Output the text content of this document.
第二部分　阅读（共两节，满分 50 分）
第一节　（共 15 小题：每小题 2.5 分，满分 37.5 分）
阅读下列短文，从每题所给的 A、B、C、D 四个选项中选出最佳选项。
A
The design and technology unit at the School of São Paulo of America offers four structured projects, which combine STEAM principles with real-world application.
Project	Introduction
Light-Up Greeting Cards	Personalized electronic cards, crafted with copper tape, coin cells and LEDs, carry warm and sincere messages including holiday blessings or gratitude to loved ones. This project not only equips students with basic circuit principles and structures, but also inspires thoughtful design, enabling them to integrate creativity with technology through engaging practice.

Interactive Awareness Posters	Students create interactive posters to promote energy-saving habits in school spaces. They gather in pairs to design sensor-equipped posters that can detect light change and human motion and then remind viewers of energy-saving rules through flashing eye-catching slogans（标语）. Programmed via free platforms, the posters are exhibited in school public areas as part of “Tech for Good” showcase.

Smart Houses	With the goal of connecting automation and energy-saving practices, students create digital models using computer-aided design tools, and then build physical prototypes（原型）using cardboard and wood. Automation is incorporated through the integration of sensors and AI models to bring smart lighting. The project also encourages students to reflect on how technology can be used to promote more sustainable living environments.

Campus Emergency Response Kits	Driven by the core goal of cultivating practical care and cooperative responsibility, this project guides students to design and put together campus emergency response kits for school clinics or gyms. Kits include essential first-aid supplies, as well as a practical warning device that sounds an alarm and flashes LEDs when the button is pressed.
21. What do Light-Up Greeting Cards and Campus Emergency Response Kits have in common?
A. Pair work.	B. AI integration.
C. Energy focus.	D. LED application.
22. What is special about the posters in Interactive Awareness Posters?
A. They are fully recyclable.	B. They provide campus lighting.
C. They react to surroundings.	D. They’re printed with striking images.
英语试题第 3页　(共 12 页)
—————
DIRECTIONS FOR THIS TASK: Exactly as they stand above, retype all of the records.

EXERCISE RESPONSE:
Output the text content of this document.
第二部分　阅读（共两节，满分 50 分）
第一节　（共 15 小题：每小题 2.5 分，满分 37.5 分）
阅读下列短文，从每题所给的 A、B、C、D 四个选项中选出最佳选项。
A
The design and technology unit at the School of São Paulo of America offers four structured projects, which combine STEAM principles with real-world application.
Project	Introduction
Light-Up Greeting Cards	Personalized electronic cards, crafted with copper tape, coin cells and LEDs, carry warm and sincere messages including holiday blessings or gratitude to loved ones. This project not only equips students with basic circuit principles and structures, but also inspires thoughtful design, enabling them to integrate creativity with technology through engaging practice.

Interactive Awareness Posters	Students create interactive posters to promote energy-saving habits in school spaces. They gather in pairs to design sensor-equipped posters that can detect light change and human motion and then remind viewers of energy-saving rules through flashing eye-catching slogans（标语）. Programmed via free platforms, the posters are exhibited in school public areas as part of “Tech for Good” showcase.

Smart Houses	With the goal of connecting automation and energy-saving practices, students create digital models using computer-aided design tools, and then build physical prototypes（原型）using cardboard and wood. Automation is incorporated through the integration of sensors and AI models to bring smart lighting. The project also encourages students to reflect on how technology can be used to promote more sustainable living environments.

Campus Emergency Response Kits	Driven by the core goal of cultivating practical care and cooperative responsibility, this project guides students to design and put together campus emergency response kits for school clinics or gyms. Kits include essential first-aid supplies, as well as a practical warning device that sounds an alarm and flashes LEDs when the button is pressed.
21. What do Light-Up Greeting Cards and Campus Emergency Response Kits have in common?
A. Pair work.	B. AI integration.
C. Energy focus.	D. LED application.
22. What is special about the posters in Interactive Awareness Posters?
A. They are fully recyclable.	B. They provide campus lighting.
C. They react to surroundings.	D. They’re printed with striking images.
英语试题第 3页　(共 12 页)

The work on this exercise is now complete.